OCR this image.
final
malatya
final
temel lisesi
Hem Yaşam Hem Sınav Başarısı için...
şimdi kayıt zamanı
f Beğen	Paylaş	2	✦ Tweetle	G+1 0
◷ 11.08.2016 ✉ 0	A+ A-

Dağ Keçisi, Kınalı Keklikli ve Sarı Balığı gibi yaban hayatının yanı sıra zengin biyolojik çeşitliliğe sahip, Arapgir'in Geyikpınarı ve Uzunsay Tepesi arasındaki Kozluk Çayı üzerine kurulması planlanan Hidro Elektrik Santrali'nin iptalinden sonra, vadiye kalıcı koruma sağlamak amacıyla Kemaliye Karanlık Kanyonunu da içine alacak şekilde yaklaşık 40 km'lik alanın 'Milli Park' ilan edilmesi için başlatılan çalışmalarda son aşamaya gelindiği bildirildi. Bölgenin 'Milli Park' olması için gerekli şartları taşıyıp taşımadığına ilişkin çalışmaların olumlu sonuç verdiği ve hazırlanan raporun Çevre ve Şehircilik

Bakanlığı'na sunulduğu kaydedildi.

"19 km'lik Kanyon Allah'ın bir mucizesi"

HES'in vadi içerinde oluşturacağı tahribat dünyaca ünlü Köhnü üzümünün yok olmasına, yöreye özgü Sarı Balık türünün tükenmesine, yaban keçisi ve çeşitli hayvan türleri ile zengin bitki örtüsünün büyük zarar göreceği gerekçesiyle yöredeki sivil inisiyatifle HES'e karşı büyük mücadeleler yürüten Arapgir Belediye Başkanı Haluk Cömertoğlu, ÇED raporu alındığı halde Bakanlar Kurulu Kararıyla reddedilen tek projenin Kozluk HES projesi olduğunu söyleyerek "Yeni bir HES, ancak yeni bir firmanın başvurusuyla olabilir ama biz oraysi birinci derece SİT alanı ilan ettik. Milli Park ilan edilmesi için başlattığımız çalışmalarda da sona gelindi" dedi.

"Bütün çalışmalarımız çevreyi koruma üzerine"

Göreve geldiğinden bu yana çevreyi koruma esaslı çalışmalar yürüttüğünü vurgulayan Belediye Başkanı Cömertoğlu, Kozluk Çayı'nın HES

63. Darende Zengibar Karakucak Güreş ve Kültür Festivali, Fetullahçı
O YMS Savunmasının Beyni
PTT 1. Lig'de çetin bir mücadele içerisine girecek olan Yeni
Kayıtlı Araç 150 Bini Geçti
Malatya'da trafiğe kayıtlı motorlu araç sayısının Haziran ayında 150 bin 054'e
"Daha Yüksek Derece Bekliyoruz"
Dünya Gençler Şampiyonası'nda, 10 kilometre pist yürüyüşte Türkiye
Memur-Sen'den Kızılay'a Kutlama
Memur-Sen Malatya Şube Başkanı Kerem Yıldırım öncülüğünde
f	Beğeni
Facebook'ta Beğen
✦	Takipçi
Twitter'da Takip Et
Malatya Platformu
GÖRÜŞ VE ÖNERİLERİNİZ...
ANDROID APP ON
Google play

-- -- --

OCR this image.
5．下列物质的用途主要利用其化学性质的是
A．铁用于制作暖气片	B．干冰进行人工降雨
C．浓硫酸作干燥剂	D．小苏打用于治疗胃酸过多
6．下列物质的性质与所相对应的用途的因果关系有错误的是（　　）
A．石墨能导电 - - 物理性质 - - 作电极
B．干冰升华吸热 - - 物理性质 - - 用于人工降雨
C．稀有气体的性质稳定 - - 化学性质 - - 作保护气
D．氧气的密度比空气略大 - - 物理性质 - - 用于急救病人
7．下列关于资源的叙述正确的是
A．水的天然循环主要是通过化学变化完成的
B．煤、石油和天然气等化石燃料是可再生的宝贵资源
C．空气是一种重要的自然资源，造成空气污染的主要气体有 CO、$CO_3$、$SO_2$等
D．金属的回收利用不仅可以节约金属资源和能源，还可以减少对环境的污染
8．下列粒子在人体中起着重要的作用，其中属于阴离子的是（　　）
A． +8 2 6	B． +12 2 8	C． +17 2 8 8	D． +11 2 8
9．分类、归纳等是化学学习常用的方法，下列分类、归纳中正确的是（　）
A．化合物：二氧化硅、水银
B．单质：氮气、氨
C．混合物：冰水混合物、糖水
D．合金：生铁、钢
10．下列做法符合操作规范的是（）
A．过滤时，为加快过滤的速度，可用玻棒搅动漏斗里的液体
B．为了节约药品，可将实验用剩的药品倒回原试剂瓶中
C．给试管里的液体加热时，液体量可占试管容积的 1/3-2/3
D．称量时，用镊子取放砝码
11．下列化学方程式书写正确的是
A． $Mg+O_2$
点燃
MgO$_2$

-- -- --

Locate all lines holding the word "koruma", then copy them out.

▸ The response:
Dağ Keçisi, Kınalı Keklikli ve Sarı Balığı gibi yaban hayatının yanı sıra zengin biyolojik çeşitliliğe sahip, Arapgir'in Geyikpınarı ve Uzunsay Tepesi arasındaki Kozluk Çayı üzerine kurulması planlanan Hidro Elektrik Santrali'nin iptalinden sonra, vadiye kalıcı koruma sağlamak amacıyla Kemaliye Karanlık Kanyonunu da içine alacak şekilde yaklaşık 40 km'lik alanın 'Milli Park' ilan edilmesi için başlatılan çalışmalarda son aşamaya gelindiği bildirildi. Bölgenin 'Milli Park' olması için gerekli şartları taşıyıp taşımadığına ilişkin çalışmaların olumlu sonuç verdiği ve hazırlanan raporun Çevre ve Şehircilik
"Bütün çalışmalarımız çevreyi koruma üzerine"
Göreve geldiğinden bu yana çevreyi koruma esaslı çalışmalar yürüttüğünü vurgulayan Belediye Başkanı Cömertoğlu, Kozluk Çayı'nın HES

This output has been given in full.